* Extract provided *
There is also a need for adapting the simple network management protocol (SNMP), which is the common network management protocol of the TCP/IP suite, to communicate with and manage mobile network devices. An effort in this direction was made in the Walkstation II project at the Swedish Royal Institute of Technology. This project attempts a synthesis of a packet-routing wireless data network and the location update facilities of a cellular radio system. In their work on applying the SNMP to manage a mobile router, in order to accomodate the radio communication channel for the router, an enterprise specific management information base (MIB), which is a group of managed objects that can be accessed via the SNMP, was created to complete the standard MIB. This new MIB consists of a group of objects describing a radio channel and a group of objects describing the state of a radio link. [14]

Frequent or Intermittent Disconnection

In connecting a mobile computer to a network, whether using a telephone network or via radio or infrared links, the connection is temporary with periods of disconnection. In order to ensure operation in spite of intermittent disconnection, two potential approaches have been explored to mask network downtimes. One approach is to make the mobile computer more autonomous - less dependent on the network - by using such methods as file caching or prefetching, and lazy writeback. Another approach is to decouple the mobile computer and the network so that they can operate asynchronously.

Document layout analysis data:
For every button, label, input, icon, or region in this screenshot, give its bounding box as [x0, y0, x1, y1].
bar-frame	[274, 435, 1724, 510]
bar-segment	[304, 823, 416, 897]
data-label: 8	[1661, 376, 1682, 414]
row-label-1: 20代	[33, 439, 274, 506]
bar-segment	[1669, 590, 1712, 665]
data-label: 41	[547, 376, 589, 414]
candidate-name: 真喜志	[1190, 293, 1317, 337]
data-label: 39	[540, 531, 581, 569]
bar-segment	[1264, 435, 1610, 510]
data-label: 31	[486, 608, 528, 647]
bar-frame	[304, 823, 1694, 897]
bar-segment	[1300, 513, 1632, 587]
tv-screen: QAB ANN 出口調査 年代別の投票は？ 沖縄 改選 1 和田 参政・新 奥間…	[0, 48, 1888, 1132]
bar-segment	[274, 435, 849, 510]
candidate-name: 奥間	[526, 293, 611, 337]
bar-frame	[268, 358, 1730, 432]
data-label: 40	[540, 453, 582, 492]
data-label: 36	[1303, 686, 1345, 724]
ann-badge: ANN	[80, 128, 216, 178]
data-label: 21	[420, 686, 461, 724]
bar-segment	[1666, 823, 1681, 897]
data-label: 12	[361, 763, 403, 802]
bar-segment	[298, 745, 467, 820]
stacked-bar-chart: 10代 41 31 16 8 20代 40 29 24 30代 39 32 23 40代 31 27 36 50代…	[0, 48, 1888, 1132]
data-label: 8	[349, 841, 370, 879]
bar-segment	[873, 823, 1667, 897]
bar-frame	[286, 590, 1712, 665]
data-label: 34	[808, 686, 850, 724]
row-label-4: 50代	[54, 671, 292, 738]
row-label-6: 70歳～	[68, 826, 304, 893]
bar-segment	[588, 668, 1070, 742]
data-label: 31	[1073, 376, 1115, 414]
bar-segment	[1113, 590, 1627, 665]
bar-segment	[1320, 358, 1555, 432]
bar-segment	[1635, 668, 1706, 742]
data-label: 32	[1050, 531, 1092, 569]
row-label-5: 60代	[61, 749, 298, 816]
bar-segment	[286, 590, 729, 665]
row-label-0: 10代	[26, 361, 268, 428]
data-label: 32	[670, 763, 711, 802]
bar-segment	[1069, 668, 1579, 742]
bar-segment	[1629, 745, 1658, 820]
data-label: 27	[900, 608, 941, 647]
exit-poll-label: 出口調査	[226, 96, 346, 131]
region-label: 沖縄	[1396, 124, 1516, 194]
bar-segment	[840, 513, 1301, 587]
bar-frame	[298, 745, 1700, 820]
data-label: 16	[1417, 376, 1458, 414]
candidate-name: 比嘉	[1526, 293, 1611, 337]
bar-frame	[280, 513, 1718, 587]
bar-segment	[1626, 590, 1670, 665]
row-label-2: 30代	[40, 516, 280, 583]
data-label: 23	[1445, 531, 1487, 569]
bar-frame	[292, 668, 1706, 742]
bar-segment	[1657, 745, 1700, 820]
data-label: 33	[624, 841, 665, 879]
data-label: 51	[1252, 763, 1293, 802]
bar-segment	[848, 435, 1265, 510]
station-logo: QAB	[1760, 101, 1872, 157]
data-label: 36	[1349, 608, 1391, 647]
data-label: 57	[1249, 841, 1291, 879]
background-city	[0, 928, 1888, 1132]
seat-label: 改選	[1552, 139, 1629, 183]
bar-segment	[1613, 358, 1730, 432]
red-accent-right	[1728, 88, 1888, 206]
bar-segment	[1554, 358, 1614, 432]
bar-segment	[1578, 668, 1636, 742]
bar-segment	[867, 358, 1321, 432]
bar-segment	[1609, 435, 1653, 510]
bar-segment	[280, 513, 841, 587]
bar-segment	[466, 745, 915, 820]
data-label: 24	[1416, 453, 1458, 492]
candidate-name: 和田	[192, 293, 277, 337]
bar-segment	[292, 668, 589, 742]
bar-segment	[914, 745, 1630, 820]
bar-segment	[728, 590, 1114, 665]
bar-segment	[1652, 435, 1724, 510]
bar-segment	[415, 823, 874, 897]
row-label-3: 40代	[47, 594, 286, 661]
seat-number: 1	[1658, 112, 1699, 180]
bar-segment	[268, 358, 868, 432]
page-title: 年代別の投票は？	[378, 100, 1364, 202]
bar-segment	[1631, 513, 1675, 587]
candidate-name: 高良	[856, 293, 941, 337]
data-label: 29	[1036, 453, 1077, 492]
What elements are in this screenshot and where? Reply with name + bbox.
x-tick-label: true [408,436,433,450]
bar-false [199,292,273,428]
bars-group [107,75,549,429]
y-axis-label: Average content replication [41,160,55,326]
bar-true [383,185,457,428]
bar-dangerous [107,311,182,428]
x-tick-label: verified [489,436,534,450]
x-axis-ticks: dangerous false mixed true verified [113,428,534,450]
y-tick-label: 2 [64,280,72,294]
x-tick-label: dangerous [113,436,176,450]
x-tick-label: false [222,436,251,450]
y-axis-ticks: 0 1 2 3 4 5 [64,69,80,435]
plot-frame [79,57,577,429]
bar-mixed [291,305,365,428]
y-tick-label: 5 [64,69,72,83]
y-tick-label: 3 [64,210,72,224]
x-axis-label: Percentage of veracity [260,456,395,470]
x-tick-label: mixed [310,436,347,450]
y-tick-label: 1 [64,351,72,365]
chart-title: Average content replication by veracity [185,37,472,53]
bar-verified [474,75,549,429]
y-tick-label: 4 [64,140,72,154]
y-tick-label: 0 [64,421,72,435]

* What you should do *
Pick up the text on mobile network management and disconnection right after its last sentence and keep writing.

* Task answer *
As an example of the first approach, Coda file system was built to support both voluntary disconnection and involuntary disconnection in the same way using an idea called caching of data, which is widely used for performance. In the Coda file system, a user can cache all the useful files prior to disconnection, work on these files when the network is not available, and later reintegrate. Any conflicts during reintegration due to updates are resolved based on an optimistic concurrency control scheme using logs and manual repair. Caching of data can be either predicted or specified by user; predictive caching involves monitoring and discovering user profile or behavior [11].

There is an implicit assumption in the caching model that a user's working sets are smaller than practical cache sizes. If there is so much data and not all can be cached, then remote access is required, and different software techniques are needed. A design known as reconfigurable services [8] has been proposed, which is based on the idea of maintaining a larger second-level cache that can follow a user around. In this design, services can dynamically reconfigure themselves, taking advantage of the unique aspects of each service, to always be available near a mobile client.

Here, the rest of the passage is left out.